Copy every line, leaving nothing out and adding nothing.

Figure dataset records

start

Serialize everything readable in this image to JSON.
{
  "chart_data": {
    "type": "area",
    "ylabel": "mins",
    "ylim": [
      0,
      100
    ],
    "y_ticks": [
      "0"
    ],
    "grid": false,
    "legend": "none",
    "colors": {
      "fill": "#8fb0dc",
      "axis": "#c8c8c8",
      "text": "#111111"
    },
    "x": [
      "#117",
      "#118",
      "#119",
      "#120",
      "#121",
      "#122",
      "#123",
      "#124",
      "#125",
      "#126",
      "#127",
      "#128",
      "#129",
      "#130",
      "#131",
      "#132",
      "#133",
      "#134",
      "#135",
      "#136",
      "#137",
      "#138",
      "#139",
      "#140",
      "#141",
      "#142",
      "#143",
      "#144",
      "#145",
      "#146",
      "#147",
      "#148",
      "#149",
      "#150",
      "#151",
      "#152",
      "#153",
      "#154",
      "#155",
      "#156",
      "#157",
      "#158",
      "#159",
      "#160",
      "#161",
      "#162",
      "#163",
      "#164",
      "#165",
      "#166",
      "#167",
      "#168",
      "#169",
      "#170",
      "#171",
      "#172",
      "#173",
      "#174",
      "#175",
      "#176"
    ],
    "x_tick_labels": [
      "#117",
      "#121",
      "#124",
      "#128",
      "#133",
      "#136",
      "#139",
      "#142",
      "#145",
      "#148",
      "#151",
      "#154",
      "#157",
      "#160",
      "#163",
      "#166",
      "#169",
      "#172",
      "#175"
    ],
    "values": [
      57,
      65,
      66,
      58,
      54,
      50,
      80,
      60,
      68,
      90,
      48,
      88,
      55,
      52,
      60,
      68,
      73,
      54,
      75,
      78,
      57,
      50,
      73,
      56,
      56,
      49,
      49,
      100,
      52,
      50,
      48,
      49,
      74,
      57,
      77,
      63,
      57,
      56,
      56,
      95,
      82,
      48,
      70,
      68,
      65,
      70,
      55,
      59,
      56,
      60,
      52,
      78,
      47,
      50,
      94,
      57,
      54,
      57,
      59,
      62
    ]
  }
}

end

Answer to this task
Serialize everything readable in this image to JSON.
{
  "chart_data": {
    "type": "area",
    "ylabel": "mins",
    "ylim": [
      0,
      100
    ],
    "y_ticks": [
      "0"
    ],
    "grid": false,
    "legend": "none",
    "colors": {
      "fill": "#8fb0dc",
      "axis": "#c8c8c8",
      "text": "#111111"
    },
    "x": [
      "#117",
      "#118",
      "#119",
      "#120",
      "#121",
      "#122",
      "#123",
      "#124",
      "#125",
      "#126",
      "#127",
      "#128",
      "#129",
      "#130",
      "#131",
      "#132",
      "#133",
      "#134",
      "#135",
      "#136",
      "#137",
      "#138",
      "#139",
      "#140",
      "#141",
      "#142",
      "#143",
      "#144",
      "#145",
      "#146",
      "#147",
      "#148",
      "#149",
      "#150",
      "#151",
      "#152",
      "#153",
      "#154",
      "#155",
      "#156",
      "#157",
      "#158",
      "#159",
      "#160",
      "#161",
      "#162",
      "#163",
      "#164",
      "#165",
      "#166",
      "#167",
      "#168",
      "#169",
      "#170",
      "#171",
      "#172",
      "#173",
      "#174",
      "#175",
      "#176"
    ],
    "x_tick_labels": [
      "#117",
      "#121",
      "#124",
      "#128",
      "#133",
      "#136",
      "#139",
      "#142",
      "#145",
      "#148",
      "#151",
      "#154",
      "#157",
      "#160",
      "#163",
      "#166",
      "#169",
      "#172",
      "#175"
    ],
    "values": [
      57,
      65,
      66,
      58,
      54,
      50,
      80,
      60,
      68,
      90,
      48,
      88,
      55,
      52,
      60,
      68,
      73,
      54,
      75,
      78,
      57,
      50,
      73,
      56,
      56,
      49,
      49,
      100,
      52,
      50,
      48,
      49,
      74,
      57,
      77,
      63,
      57,
      56,
      56,
      95,
      82,
      48,
      70,
      68,
      65,
      70,
      55,
      59,
      56,
      60,
      52,
      78,
      47,
      50,
      94,
      57,
      54,
      57,
      59,
      62
    ]
  }
}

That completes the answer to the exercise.